• **Exercise prompt**:
Go through the entries below and count the lines where "arms" occurs. Give nothing but that number.

• **Input for this task**:
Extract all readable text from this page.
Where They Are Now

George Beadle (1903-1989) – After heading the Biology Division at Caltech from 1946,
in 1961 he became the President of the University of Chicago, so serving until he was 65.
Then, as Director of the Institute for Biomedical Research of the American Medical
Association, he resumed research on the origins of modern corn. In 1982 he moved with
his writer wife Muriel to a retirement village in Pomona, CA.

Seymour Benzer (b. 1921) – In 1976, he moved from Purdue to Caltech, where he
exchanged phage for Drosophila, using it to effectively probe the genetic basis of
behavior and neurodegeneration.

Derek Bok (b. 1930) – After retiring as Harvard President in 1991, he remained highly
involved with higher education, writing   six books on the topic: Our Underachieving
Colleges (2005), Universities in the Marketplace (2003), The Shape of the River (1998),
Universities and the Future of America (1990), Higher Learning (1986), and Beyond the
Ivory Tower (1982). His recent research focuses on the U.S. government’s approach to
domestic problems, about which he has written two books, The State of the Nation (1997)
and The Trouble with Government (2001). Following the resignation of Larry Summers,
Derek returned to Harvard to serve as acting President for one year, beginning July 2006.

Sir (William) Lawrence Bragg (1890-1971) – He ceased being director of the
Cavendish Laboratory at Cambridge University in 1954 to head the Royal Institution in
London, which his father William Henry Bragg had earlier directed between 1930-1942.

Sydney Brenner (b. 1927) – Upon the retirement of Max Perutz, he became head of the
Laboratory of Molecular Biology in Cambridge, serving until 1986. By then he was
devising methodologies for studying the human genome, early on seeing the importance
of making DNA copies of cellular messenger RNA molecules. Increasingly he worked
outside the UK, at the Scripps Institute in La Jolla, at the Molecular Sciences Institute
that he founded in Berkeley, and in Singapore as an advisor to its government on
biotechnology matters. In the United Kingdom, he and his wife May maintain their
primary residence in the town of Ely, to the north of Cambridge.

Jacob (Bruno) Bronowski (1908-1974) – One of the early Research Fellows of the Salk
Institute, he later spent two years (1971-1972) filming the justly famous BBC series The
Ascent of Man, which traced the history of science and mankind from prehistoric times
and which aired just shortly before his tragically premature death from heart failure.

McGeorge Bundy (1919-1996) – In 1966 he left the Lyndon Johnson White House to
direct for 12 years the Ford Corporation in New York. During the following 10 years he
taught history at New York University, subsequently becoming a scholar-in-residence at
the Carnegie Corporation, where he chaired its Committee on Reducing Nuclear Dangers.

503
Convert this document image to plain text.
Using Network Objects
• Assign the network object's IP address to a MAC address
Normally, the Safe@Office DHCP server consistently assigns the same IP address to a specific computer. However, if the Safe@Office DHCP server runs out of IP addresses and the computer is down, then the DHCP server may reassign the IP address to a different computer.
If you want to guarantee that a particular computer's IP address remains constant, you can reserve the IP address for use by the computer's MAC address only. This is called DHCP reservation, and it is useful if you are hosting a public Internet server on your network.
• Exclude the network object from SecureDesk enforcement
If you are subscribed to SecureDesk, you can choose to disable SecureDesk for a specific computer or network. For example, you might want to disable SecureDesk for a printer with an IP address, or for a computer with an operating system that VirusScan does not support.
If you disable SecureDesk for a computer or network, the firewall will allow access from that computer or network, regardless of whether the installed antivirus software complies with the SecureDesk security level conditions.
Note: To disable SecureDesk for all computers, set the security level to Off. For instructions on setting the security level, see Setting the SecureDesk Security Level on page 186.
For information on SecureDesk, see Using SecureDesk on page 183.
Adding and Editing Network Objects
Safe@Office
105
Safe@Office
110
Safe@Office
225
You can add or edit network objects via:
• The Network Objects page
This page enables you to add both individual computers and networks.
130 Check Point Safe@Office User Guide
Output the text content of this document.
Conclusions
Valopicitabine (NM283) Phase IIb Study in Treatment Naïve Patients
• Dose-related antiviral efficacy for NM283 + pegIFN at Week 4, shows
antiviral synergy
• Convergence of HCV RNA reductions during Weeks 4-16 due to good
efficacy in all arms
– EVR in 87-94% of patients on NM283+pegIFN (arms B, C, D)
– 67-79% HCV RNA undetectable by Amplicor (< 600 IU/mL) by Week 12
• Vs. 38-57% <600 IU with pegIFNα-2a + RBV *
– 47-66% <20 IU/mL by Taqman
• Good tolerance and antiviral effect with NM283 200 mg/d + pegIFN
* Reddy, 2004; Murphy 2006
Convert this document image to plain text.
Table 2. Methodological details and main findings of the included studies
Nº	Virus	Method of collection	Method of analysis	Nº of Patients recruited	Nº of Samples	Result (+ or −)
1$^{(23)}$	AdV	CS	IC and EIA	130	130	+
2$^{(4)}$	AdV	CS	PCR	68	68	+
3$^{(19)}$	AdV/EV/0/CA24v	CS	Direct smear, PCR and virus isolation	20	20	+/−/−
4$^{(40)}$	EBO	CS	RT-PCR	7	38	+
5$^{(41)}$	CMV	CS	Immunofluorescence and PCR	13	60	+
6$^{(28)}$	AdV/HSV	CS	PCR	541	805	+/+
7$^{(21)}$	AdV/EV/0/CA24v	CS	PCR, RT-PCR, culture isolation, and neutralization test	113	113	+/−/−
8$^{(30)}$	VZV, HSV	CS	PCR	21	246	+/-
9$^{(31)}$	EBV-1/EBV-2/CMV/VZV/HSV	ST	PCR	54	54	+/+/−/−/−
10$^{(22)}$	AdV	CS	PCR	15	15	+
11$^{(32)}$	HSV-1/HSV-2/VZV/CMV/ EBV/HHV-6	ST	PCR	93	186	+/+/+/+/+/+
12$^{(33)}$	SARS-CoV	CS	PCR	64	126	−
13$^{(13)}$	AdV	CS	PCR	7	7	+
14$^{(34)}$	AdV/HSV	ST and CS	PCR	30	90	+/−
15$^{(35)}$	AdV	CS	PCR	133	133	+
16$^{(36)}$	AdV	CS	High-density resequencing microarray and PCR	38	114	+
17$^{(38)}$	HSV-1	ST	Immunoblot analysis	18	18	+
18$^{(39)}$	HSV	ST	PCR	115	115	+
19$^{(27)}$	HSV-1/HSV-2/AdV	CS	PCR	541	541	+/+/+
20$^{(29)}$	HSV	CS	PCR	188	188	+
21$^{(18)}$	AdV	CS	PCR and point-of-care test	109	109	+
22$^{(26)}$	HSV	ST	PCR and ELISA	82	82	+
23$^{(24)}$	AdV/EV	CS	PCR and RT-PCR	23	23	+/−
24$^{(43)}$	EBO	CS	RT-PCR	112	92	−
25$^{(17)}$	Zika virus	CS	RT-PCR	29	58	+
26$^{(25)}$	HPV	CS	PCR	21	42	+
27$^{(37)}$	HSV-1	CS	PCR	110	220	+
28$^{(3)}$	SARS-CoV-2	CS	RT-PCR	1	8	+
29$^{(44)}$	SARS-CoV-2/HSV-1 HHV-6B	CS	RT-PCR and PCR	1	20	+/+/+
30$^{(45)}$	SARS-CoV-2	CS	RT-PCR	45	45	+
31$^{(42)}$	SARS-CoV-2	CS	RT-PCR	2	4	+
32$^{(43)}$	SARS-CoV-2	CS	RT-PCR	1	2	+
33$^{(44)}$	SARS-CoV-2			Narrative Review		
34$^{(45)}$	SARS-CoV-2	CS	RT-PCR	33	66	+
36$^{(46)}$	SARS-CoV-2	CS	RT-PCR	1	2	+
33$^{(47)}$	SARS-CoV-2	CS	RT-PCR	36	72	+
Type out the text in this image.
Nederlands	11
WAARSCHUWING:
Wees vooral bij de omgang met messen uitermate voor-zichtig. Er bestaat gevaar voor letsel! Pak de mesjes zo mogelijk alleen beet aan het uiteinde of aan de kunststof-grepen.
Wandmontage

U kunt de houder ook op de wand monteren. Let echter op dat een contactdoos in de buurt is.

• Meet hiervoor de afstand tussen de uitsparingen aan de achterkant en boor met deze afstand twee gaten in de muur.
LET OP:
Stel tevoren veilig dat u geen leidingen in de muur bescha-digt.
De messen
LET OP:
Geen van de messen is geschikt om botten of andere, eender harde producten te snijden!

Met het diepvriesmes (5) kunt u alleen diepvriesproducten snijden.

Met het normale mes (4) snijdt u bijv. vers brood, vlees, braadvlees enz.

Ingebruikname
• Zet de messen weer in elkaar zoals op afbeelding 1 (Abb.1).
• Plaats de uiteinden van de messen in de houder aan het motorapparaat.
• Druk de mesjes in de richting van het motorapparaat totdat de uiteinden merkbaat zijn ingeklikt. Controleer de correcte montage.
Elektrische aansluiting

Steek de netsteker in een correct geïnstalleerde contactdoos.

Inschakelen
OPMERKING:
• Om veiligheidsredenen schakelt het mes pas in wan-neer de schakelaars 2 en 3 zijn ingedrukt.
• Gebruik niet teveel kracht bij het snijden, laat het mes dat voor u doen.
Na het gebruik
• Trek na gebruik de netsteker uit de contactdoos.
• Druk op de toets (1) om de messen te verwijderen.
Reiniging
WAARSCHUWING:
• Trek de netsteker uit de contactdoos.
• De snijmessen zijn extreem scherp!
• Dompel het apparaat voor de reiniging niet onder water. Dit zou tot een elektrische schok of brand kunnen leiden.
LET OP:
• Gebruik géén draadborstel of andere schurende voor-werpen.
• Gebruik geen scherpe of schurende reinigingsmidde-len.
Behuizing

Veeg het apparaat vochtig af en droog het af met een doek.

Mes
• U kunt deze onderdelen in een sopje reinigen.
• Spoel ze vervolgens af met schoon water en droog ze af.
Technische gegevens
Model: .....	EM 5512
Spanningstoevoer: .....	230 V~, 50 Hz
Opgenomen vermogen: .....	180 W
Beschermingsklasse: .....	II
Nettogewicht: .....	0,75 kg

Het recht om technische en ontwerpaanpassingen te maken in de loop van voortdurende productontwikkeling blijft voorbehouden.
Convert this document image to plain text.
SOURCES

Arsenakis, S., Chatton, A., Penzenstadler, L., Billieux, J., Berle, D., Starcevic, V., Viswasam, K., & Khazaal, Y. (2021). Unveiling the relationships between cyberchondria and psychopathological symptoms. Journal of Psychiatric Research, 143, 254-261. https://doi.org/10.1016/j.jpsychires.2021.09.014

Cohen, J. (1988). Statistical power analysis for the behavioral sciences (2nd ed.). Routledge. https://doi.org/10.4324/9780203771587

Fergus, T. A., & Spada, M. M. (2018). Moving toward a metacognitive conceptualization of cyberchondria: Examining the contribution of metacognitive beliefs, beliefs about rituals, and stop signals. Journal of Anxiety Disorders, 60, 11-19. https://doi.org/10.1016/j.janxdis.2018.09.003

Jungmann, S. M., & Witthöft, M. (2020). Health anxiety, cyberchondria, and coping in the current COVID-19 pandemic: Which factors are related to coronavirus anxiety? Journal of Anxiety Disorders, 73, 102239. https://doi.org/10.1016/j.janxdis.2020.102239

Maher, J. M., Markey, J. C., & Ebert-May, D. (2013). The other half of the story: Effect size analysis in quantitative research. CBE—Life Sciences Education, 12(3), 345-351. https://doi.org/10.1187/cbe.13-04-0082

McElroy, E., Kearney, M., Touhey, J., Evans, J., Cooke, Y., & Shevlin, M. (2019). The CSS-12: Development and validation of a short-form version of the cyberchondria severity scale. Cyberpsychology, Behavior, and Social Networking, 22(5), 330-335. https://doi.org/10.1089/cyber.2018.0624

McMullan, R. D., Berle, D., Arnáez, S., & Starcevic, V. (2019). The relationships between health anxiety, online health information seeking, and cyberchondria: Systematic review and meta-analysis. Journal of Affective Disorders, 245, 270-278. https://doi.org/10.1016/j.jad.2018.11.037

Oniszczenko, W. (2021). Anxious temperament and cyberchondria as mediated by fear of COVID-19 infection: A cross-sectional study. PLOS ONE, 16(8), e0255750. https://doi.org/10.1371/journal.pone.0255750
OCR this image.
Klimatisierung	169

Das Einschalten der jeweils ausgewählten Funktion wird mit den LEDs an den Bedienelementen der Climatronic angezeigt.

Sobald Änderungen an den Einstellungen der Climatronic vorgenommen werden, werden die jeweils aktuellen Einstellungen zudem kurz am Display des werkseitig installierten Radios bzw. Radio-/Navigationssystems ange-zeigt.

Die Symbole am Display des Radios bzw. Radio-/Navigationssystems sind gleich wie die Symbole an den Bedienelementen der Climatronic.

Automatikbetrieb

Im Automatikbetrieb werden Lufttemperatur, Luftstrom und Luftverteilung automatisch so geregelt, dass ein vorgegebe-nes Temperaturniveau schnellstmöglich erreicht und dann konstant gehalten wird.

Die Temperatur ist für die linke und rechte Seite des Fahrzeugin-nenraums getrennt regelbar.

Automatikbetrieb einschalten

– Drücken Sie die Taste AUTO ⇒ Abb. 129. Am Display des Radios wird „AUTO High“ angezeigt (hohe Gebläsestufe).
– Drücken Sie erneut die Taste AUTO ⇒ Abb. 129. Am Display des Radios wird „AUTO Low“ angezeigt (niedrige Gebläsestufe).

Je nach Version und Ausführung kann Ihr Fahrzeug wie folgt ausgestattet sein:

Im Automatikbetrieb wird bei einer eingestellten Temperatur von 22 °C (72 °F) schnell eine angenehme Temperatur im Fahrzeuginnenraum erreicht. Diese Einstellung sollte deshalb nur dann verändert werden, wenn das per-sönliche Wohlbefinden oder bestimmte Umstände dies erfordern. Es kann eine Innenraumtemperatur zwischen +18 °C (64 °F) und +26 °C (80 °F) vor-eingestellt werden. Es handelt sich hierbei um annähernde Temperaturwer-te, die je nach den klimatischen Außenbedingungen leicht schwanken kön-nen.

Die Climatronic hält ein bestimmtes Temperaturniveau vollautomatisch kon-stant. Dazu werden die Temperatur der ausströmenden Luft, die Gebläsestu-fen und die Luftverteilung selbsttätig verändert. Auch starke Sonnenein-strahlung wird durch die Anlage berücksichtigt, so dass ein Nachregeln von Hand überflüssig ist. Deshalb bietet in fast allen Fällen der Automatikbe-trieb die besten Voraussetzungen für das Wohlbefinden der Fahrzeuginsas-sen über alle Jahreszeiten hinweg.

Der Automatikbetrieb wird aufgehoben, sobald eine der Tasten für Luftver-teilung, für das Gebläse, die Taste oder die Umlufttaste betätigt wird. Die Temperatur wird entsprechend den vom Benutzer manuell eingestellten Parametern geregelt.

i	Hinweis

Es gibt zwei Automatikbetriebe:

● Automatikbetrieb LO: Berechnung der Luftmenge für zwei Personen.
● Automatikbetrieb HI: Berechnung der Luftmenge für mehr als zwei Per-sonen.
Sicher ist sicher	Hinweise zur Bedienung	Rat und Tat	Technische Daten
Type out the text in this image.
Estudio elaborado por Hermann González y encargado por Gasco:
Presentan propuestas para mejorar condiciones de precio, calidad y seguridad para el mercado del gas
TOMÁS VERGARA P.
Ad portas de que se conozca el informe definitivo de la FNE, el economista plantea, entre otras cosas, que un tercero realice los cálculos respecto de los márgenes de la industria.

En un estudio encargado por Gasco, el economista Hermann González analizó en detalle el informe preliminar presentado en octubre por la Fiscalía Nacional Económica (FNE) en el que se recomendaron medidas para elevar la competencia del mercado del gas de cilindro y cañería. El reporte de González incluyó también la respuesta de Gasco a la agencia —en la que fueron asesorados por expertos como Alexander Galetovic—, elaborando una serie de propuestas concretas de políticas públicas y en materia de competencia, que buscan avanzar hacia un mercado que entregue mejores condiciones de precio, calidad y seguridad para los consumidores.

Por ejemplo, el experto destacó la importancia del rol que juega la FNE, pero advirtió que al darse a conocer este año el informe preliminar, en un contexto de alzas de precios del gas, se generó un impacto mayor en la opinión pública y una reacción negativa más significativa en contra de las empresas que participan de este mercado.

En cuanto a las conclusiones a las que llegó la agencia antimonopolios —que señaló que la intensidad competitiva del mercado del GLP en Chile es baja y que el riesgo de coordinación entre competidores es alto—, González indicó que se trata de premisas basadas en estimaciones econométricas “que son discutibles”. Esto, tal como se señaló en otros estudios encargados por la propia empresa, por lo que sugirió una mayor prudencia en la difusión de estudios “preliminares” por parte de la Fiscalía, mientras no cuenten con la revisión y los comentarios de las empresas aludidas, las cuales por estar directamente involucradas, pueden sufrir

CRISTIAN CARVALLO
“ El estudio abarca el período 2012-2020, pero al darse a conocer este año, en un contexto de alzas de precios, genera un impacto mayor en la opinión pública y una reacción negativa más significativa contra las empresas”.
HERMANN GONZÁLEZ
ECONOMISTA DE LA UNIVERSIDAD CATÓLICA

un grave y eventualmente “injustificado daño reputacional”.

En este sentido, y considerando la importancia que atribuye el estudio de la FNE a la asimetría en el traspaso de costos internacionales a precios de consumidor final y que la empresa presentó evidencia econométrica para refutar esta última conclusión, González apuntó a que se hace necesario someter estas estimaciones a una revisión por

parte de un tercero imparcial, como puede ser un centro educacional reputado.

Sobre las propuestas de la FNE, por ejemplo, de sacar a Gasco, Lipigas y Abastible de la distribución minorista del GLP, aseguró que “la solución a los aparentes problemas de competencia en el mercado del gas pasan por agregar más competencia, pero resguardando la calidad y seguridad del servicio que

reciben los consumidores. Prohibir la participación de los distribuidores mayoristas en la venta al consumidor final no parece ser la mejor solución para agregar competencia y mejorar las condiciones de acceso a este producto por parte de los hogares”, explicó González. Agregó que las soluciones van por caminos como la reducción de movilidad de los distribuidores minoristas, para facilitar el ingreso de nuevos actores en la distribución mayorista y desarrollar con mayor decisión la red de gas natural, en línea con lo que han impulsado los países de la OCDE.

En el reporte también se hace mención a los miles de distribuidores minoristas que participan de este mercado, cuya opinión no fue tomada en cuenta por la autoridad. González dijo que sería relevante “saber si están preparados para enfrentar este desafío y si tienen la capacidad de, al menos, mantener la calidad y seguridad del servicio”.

• **Result below**:
2